— start EXERCISE INPUT —

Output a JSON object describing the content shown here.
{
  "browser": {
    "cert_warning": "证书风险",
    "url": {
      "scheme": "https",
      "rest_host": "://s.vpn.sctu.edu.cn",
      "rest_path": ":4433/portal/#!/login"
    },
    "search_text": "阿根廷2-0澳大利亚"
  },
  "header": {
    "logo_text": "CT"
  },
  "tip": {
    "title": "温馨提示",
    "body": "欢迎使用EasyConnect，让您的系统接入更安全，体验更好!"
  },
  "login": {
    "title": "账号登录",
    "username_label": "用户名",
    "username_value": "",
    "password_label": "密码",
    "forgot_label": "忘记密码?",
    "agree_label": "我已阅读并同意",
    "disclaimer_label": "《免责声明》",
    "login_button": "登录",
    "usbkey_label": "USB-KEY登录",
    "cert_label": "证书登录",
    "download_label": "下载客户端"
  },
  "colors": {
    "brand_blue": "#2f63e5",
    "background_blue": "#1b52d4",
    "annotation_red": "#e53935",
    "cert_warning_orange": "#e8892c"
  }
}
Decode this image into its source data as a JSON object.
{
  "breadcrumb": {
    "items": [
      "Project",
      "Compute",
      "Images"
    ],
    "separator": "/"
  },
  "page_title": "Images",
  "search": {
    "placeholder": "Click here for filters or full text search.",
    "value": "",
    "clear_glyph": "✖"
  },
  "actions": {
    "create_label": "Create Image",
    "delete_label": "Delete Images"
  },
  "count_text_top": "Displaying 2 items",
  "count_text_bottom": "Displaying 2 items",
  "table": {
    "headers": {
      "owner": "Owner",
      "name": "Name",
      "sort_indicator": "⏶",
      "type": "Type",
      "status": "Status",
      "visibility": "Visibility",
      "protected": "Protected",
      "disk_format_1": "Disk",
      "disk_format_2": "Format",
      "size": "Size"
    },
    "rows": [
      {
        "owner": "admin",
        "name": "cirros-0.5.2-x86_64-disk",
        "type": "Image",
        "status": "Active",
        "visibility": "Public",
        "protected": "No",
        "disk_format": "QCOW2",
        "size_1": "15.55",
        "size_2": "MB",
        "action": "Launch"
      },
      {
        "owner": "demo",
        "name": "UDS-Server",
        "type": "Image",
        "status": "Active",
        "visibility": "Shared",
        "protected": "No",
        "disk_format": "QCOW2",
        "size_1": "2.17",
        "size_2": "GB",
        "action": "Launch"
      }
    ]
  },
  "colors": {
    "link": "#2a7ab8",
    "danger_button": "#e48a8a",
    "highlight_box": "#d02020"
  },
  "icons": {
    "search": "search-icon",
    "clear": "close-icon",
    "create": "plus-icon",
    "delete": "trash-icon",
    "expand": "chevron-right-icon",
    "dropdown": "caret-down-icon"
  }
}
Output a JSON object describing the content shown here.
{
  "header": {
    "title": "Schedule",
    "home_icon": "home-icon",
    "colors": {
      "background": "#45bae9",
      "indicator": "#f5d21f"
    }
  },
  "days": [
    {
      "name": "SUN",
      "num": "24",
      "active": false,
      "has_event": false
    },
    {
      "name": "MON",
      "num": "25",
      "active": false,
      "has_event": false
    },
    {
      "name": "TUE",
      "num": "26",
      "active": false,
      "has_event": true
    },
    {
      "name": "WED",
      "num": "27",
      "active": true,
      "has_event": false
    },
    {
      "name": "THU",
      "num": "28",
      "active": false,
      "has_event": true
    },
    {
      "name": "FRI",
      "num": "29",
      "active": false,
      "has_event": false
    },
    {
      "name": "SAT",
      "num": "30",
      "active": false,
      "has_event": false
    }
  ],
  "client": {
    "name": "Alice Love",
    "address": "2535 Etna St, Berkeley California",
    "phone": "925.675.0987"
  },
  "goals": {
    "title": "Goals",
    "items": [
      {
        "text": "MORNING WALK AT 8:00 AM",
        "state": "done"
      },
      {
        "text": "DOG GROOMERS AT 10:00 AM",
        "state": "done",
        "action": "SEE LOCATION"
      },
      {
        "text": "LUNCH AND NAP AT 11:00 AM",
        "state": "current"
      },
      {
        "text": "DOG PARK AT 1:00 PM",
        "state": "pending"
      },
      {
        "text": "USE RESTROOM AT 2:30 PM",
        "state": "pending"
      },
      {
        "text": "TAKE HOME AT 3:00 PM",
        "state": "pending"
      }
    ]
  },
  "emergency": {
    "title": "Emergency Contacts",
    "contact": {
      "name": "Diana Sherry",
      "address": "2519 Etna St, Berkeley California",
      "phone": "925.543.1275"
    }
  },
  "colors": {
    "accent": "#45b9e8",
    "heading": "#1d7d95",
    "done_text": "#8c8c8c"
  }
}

— end EXERCISE INPUT —

INSTRUCTIONS FOR THE TASK: Write out the records above again, keeping each one identical to the original.

TASK RESPONSE:
Output a JSON object describing the content shown here.
{
  "browser": {
    "cert_warning": "证书风险",
    "url": {
      "scheme": "https",
      "rest_host": "://s.vpn.sctu.edu.cn",
      "rest_path": ":4433/portal/#!/login"
    },
    "search_text": "阿根廷2-0澳大利亚"
  },
  "header": {
    "logo_text": "CT"
  },
  "tip": {
    "title": "温馨提示",
    "body": "欢迎使用EasyConnect，让您的系统接入更安全，体验更好!"
  },
  "login": {
    "title": "账号登录",
    "username_label": "用户名",
    "username_value": "",
    "password_label": "密码",
    "forgot_label": "忘记密码?",
    "agree_label": "我已阅读并同意",
    "disclaimer_label": "《免责声明》",
    "login_button": "登录",
    "usbkey_label": "USB-KEY登录",
    "cert_label": "证书登录",
    "download_label": "下载客户端"
  },
  "colors": {
    "brand_blue": "#2f63e5",
    "background_blue": "#1b52d4",
    "annotation_red": "#e53935",
    "cert_warning_orange": "#e8892c"
  }
}
Decode this image into its source data as a JSON object.
{
  "breadcrumb": {
    "items": [
      "Project",
      "Compute",
      "Images"
    ],
    "separator": "/"
  },
  "page_title": "Images",
  "search": {
    "placeholder": "Click here for filters or full text search.",
    "value": "",
    "clear_glyph": "✖"
  },
  "actions": {
    "create_label": "Create Image",
    "delete_label": "Delete Images"
  },
  "count_text_top": "Displaying 2 items",
  "count_text_bottom": "Displaying 2 items",
  "table": {
    "headers": {
      "owner": "Owner",
      "name": "Name",
      "sort_indicator": "⏶",
      "type": "Type",
      "status": "Status",
      "visibility": "Visibility",
      "protected": "Protected",
      "disk_format_1": "Disk",
      "disk_format_2": "Format",
      "size": "Size"
    },
    "rows": [
      {
        "owner": "admin",
        "name": "cirros-0.5.2-x86_64-disk",
        "type": "Image",
        "status": "Active",
        "visibility": "Public",
        "protected": "No",
        "disk_format": "QCOW2",
        "size_1": "15.55",
        "size_2": "MB",
        "action": "Launch"
      },
      {
        "owner": "demo",
        "name": "UDS-Server",
        "type": "Image",
        "status": "Active",
        "visibility": "Shared",
        "protected": "No",
        "disk_format": "QCOW2",
        "size_1": "2.17",
        "size_2": "GB",
        "action": "Launch"
      }
    ]
  },
  "colors": {
    "link": "#2a7ab8",
    "danger_button": "#e48a8a",
    "highlight_box": "#d02020"
  },
  "icons": {
    "search": "search-icon",
    "clear": "close-icon",
    "create": "plus-icon",
    "delete": "trash-icon",
    "expand": "chevron-right-icon",
    "dropdown": "caret-down-icon"
  }
}
Output a JSON object describing the content shown here.
{
  "header": {
    "title": "Schedule",
    "home_icon": "home-icon",
    "colors": {
      "background": "#45bae9",
      "indicator": "#f5d21f"
    }
  },
  "days": [
    {
      "name": "SUN",
      "num": "24",
      "active": false,
      "has_event": false
    },
    {
      "name": "MON",
      "num": "25",
      "active": false,
      "has_event": false
    },
    {
      "name": "TUE",
      "num": "26",
      "active": false,
      "has_event": true
    },
    {
      "name": "WED",
      "num": "27",
      "active": true,
      "has_event": false
    },
    {
      "name": "THU",
      "num": "28",
      "active": false,
      "has_event": true
    },
    {
      "name": "FRI",
      "num": "29",
      "active": false,
      "has_event": false
    },
    {
      "name": "SAT",
      "num": "30",
      "active": false,
      "has_event": false
    }
  ],
  "client": {
    "name": "Alice Love",
    "address": "2535 Etna St, Berkeley California",
    "phone": "925.675.0987"
  },
  "goals": {
    "title": "Goals",
    "items": [
      {
        "text": "MORNING WALK AT 8:00 AM",
        "state": "done"
      },
      {
        "text": "DOG GROOMERS AT 10:00 AM",
        "state": "done",
        "action": "SEE LOCATION"
      },
      {
        "text": "LUNCH AND NAP AT 11:00 AM",
        "state": "current"
      },
      {
        "text": "DOG PARK AT 1:00 PM",
        "state": "pending"
      },
      {
        "text": "USE RESTROOM AT 2:30 PM",
        "state": "pending"
      },
      {
        "text": "TAKE HOME AT 3:00 PM",
        "state": "pending"
      }
    ]
  },
  "emergency": {
    "title": "Emergency Contacts",
    "contact": {
      "name": "Diana Sherry",
      "address": "2519 Etna St, Berkeley California",
      "phone": "925.543.1275"
    }
  },
  "colors": {
    "accent": "#45b9e8",
    "heading": "#1d7d95",
    "done_text": "#8c8c8c"
  }
}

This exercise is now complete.